Copy each line of the entries that contains the word "grid".
───── Records for the exercise
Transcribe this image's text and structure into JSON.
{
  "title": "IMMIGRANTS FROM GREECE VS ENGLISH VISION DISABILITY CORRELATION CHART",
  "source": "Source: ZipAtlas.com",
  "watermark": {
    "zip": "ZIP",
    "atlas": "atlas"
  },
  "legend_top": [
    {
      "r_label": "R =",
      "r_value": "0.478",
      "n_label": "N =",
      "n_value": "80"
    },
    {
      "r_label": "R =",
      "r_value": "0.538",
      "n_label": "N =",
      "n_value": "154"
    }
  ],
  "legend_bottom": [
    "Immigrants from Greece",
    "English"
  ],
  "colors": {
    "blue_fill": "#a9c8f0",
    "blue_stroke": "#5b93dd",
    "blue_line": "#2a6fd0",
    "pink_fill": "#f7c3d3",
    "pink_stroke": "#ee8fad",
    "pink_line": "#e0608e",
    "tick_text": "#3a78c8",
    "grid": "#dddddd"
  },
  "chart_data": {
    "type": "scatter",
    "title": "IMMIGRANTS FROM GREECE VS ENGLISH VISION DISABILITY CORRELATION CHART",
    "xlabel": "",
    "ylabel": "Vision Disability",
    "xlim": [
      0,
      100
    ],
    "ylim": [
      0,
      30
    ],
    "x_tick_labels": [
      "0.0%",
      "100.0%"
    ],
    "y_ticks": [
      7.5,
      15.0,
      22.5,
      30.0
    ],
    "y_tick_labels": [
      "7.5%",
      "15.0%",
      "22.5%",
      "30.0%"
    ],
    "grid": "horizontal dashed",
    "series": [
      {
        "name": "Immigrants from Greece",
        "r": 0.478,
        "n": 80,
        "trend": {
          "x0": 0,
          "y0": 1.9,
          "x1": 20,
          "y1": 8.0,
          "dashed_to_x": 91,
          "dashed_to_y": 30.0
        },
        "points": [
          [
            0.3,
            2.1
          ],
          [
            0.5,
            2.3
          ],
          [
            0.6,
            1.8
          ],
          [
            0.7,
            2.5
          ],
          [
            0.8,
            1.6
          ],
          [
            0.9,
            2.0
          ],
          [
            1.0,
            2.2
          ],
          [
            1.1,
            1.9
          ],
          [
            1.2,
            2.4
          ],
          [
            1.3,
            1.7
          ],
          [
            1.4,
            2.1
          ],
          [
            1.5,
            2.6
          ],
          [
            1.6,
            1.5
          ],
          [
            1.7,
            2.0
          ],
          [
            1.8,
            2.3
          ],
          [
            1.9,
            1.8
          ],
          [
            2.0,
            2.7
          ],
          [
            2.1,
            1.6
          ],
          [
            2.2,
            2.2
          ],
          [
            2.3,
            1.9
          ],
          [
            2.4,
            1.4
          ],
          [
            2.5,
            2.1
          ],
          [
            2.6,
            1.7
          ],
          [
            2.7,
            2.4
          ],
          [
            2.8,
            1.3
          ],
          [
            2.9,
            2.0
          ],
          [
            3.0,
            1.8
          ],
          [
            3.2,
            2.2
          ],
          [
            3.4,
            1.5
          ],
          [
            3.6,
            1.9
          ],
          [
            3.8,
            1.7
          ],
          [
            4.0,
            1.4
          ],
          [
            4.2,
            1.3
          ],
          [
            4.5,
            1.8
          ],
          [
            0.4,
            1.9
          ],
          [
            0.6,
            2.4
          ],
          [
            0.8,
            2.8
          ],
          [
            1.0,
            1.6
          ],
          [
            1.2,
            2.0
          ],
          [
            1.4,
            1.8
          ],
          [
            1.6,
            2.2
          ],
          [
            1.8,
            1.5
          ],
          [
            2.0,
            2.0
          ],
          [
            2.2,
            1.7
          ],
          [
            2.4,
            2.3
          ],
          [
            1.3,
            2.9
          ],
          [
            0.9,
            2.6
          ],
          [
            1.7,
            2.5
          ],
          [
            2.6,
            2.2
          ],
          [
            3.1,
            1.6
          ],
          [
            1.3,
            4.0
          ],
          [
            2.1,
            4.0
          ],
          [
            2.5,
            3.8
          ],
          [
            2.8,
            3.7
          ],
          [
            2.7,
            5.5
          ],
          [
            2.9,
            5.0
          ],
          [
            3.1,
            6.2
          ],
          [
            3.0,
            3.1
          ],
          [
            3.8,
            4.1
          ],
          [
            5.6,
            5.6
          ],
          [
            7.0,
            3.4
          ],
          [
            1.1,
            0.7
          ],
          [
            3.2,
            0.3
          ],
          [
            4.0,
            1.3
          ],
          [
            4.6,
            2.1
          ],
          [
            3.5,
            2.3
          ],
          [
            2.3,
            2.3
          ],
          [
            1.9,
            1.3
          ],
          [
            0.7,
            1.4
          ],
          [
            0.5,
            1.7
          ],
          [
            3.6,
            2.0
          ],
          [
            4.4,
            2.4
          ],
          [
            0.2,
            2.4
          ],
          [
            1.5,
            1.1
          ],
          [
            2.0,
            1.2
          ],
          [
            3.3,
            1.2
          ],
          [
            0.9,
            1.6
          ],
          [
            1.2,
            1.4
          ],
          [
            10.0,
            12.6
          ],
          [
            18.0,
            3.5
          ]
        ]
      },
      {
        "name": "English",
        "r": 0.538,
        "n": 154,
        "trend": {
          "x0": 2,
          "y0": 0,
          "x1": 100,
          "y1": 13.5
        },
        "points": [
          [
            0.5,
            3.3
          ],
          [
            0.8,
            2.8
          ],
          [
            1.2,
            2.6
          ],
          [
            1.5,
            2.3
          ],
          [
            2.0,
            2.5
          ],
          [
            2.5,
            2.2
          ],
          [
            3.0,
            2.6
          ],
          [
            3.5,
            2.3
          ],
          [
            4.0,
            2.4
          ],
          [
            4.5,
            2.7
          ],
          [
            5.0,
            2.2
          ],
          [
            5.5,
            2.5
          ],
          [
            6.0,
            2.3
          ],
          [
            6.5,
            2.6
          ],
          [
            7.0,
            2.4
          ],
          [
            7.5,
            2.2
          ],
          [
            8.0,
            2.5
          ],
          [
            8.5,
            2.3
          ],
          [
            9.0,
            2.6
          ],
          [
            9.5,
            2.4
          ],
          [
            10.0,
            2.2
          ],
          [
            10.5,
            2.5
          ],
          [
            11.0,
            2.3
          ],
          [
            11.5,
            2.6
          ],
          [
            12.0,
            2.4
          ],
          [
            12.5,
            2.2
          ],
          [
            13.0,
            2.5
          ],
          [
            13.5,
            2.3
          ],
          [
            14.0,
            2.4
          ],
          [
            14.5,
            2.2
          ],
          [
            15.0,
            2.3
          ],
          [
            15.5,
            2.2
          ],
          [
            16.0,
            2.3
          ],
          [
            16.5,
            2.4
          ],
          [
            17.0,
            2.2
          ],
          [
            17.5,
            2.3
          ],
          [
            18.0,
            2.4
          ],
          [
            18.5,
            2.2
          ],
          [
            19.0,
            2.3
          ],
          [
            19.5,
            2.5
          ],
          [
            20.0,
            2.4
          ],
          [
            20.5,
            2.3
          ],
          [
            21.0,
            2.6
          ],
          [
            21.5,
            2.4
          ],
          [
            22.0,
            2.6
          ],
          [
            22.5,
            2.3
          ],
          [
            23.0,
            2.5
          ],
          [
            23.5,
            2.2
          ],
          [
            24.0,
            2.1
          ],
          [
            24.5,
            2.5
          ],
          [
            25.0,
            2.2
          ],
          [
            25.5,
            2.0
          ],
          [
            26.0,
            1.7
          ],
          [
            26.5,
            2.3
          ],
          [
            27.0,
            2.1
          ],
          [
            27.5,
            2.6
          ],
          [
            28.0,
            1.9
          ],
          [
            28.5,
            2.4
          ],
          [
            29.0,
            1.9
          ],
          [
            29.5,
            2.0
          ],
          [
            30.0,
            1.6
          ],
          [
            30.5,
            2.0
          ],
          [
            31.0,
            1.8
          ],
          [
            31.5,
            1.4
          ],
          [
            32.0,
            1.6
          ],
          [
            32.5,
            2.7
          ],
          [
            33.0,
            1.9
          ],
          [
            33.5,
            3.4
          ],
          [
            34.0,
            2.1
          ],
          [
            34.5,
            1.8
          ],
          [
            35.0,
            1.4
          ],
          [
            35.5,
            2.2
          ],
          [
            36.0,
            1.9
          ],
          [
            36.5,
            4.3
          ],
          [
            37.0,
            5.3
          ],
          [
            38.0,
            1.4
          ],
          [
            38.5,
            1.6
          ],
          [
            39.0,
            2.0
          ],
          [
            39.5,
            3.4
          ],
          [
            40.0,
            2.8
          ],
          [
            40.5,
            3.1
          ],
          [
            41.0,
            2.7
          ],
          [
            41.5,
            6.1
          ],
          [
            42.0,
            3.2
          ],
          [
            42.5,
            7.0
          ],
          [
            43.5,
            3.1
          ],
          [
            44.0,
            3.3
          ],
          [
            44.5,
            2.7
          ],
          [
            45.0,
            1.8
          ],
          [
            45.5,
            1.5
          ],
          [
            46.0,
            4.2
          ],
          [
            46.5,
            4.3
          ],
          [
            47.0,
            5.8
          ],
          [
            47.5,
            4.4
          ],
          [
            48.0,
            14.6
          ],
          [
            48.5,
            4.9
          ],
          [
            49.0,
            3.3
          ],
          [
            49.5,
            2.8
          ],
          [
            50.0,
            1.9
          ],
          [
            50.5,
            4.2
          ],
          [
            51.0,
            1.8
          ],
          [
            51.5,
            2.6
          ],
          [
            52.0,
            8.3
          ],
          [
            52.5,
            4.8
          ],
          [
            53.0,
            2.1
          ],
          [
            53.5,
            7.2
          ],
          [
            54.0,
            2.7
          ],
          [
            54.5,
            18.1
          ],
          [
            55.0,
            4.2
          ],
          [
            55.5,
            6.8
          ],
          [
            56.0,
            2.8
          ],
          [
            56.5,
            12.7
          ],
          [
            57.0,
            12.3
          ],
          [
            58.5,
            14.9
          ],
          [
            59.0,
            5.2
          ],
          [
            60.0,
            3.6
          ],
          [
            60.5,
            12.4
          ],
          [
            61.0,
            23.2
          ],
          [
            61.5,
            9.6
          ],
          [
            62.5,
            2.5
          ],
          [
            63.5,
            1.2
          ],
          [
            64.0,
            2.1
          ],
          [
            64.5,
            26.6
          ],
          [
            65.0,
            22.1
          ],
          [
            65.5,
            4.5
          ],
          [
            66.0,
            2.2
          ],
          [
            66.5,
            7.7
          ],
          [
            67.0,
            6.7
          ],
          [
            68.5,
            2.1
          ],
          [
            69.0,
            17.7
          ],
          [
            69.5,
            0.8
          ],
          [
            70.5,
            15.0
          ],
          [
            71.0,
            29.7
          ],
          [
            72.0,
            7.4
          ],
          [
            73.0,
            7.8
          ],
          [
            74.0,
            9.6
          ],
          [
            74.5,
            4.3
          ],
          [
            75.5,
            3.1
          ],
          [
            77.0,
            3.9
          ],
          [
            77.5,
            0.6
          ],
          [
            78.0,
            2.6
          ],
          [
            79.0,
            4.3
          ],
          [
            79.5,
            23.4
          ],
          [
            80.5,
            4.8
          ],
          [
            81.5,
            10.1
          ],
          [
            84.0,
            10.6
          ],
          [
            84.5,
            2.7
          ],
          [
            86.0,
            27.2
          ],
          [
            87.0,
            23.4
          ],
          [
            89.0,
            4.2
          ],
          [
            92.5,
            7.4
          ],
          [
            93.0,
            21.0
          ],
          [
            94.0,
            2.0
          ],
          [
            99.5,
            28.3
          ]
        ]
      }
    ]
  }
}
──────────
Exercise result.
    "grid": "#dddddd"
    "grid": "horizontal dashed",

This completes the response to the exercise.